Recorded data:
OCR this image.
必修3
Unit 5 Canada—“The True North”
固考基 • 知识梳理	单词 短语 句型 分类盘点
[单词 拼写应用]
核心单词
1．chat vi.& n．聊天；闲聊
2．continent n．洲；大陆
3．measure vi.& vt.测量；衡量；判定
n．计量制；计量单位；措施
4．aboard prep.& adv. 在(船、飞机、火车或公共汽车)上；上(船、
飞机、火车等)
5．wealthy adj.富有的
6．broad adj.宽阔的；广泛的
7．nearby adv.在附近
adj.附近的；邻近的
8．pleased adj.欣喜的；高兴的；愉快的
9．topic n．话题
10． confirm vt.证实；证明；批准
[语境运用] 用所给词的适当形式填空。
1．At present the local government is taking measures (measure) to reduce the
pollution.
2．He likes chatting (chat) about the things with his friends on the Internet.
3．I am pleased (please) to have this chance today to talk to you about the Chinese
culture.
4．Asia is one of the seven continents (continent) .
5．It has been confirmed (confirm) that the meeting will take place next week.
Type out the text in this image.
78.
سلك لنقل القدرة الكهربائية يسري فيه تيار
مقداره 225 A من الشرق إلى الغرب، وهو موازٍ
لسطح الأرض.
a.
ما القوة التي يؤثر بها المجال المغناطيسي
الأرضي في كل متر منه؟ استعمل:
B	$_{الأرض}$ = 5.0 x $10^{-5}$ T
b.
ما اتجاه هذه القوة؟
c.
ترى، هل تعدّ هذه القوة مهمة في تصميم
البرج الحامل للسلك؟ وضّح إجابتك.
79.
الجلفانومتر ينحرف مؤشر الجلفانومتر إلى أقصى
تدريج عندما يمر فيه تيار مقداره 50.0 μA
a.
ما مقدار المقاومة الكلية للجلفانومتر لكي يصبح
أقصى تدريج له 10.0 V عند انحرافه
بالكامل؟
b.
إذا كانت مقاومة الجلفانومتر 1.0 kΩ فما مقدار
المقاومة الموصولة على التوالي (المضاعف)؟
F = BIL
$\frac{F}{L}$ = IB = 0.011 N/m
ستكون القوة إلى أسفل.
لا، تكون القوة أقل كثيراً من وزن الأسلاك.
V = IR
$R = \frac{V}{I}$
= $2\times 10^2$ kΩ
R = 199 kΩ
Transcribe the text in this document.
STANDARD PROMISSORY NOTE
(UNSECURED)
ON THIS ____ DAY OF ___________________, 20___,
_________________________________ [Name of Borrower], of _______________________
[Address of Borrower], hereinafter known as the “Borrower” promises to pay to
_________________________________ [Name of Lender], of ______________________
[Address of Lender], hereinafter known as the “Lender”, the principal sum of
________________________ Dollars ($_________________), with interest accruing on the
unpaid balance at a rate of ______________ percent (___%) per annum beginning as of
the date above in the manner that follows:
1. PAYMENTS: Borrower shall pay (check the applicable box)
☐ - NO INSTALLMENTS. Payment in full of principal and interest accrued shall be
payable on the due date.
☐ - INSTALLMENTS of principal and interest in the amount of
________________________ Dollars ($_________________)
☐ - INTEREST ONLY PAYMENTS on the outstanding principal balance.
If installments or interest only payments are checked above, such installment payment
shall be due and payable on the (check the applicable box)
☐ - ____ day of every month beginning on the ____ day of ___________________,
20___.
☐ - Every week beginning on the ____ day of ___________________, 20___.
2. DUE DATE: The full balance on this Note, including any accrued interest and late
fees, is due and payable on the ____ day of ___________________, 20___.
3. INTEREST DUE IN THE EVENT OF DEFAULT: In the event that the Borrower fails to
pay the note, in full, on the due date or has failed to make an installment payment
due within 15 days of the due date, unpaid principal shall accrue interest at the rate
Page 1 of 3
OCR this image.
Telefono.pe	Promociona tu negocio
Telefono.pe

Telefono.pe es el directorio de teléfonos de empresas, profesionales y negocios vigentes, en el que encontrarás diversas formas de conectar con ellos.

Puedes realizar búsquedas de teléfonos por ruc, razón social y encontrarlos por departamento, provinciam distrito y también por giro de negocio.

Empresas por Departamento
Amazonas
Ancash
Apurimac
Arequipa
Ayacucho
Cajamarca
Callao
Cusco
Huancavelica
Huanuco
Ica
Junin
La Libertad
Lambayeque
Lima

DO THIS
Reproduce the entries above in full, verbatim.

IN RESPONSE
OCR this image.
必修3
Unit 5 Canada—“The True North”
固考基 • 知识梳理	单词 短语 句型 分类盘点
[单词 拼写应用]
核心单词
1．chat vi.& n．聊天；闲聊
2．continent n．洲；大陆
3．measure vi.& vt.测量；衡量；判定
n．计量制；计量单位；措施
4．aboard prep.& adv. 在(船、飞机、火车或公共汽车)上；上(船、
飞机、火车等)
5．wealthy adj.富有的
6．broad adj.宽阔的；广泛的
7．nearby adv.在附近
adj.附近的；邻近的
8．pleased adj.欣喜的；高兴的；愉快的
9．topic n．话题
10． confirm vt.证实；证明；批准
[语境运用] 用所给词的适当形式填空。
1．At present the local government is taking measures (measure) to reduce the
pollution.
2．He likes chatting (chat) about the things with his friends on the Internet.
3．I am pleased (please) to have this chance today to talk to you about the Chinese
culture.
4．Asia is one of the seven continents (continent) .
5．It has been confirmed (confirm) that the meeting will take place next week.
Type out the text in this image.
78.
سلك لنقل القدرة الكهربائية يسري فيه تيار
مقداره 225 A من الشرق إلى الغرب، وهو موازٍ
لسطح الأرض.
a.
ما القوة التي يؤثر بها المجال المغناطيسي
الأرضي في كل متر منه؟ استعمل:
B	$_{الأرض}$ = 5.0 x $10^{-5}$ T
b.
ما اتجاه هذه القوة؟
c.
ترى، هل تعدّ هذه القوة مهمة في تصميم
البرج الحامل للسلك؟ وضّح إجابتك.
79.
الجلفانومتر ينحرف مؤشر الجلفانومتر إلى أقصى
تدريج عندما يمر فيه تيار مقداره 50.0 μA
a.
ما مقدار المقاومة الكلية للجلفانومتر لكي يصبح
أقصى تدريج له 10.0 V عند انحرافه
بالكامل؟
b.
إذا كانت مقاومة الجلفانومتر 1.0 kΩ فما مقدار
المقاومة الموصولة على التوالي (المضاعف)؟
F = BIL
$\frac{F}{L}$ = IB = 0.011 N/m
ستكون القوة إلى أسفل.
لا، تكون القوة أقل كثيراً من وزن الأسلاك.
V = IR
$R = \frac{V}{I}$
= $2\times 10^2$ kΩ
R = 199 kΩ
Transcribe the text in this document.
STANDARD PROMISSORY NOTE
(UNSECURED)
ON THIS ____ DAY OF ___________________, 20___,
_________________________________ [Name of Borrower], of _______________________
[Address of Borrower], hereinafter known as the “Borrower” promises to pay to
_________________________________ [Name of Lender], of ______________________
[Address of Lender], hereinafter known as the “Lender”, the principal sum of
________________________ Dollars ($_________________), with interest accruing on the
unpaid balance at a rate of ______________ percent (___%) per annum beginning as of
the date above in the manner that follows:
1. PAYMENTS: Borrower shall pay (check the applicable box)
☐ - NO INSTALLMENTS. Payment in full of principal and interest accrued shall be
payable on the due date.
☐ - INSTALLMENTS of principal and interest in the amount of
________________________ Dollars ($_________________)
☐ - INTEREST ONLY PAYMENTS on the outstanding principal balance.
If installments or interest only payments are checked above, such installment payment
shall be due and payable on the (check the applicable box)
☐ - ____ day of every month beginning on the ____ day of ___________________,
20___.
☐ - Every week beginning on the ____ day of ___________________, 20___.
2. DUE DATE: The full balance on this Note, including any accrued interest and late
fees, is due and payable on the ____ day of ___________________, 20___.
3. INTEREST DUE IN THE EVENT OF DEFAULT: In the event that the Borrower fails to
pay the note, in full, on the due date or has failed to make an installment payment
due within 15 days of the due date, unpaid principal shall accrue interest at the rate
Page 1 of 3
OCR this image.
Telefono.pe	Promociona tu negocio
Telefono.pe

Telefono.pe es el directorio de teléfonos de empresas, profesionales y negocios vigentes, en el que encontrarás diversas formas de conectar con ellos.

Puedes realizar búsquedas de teléfonos por ruc, razón social y encontrarlos por departamento, provinciam distrito y también por giro de negocio.

Empresas por Departamento
Amazonas
Ancash
Apurimac
Arequipa
Ayacucho
Cajamarca
Callao
Cusco
Huancavelica
Huanuco
Ica
Junin
La Libertad
Lambayeque
Lima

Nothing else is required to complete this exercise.